(GIVEN REQUEST) Using the listing below, copy every line that mentions "Raimbert".

(RECORD LIST)
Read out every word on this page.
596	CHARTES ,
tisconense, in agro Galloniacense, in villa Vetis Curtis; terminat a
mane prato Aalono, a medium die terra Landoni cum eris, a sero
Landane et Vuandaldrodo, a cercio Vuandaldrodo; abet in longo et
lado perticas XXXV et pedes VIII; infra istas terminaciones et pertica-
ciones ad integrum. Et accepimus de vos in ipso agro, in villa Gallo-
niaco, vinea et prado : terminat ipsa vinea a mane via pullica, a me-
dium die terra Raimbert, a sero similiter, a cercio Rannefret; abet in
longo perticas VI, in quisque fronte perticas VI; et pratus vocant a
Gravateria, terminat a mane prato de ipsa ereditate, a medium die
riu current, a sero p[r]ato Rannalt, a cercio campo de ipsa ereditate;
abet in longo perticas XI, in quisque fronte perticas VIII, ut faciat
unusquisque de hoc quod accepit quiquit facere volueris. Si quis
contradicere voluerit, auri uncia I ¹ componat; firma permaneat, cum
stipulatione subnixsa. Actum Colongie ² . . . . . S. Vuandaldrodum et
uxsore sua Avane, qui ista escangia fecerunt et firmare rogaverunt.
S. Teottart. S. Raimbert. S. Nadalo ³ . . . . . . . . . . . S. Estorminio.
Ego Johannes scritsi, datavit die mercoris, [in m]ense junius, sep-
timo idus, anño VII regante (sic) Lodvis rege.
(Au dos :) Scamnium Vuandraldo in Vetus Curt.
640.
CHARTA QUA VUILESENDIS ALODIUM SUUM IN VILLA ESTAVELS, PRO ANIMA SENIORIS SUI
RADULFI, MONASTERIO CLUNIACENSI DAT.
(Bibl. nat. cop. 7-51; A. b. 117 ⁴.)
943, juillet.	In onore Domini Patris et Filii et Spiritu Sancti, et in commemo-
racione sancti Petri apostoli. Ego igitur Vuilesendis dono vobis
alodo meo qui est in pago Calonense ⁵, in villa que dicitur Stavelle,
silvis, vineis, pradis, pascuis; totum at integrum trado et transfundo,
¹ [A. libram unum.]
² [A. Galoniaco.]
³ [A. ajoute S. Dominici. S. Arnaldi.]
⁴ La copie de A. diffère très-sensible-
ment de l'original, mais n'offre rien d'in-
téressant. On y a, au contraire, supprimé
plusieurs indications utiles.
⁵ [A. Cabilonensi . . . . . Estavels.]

(ANSWER IN FULL)
dium die terra Raimbert, a sero similiter, a cercio Rannefret; abet in
S. Teottart. S. Raimbert. S. Nadalo ³ . . . . . . . . . . . S. Estorminio.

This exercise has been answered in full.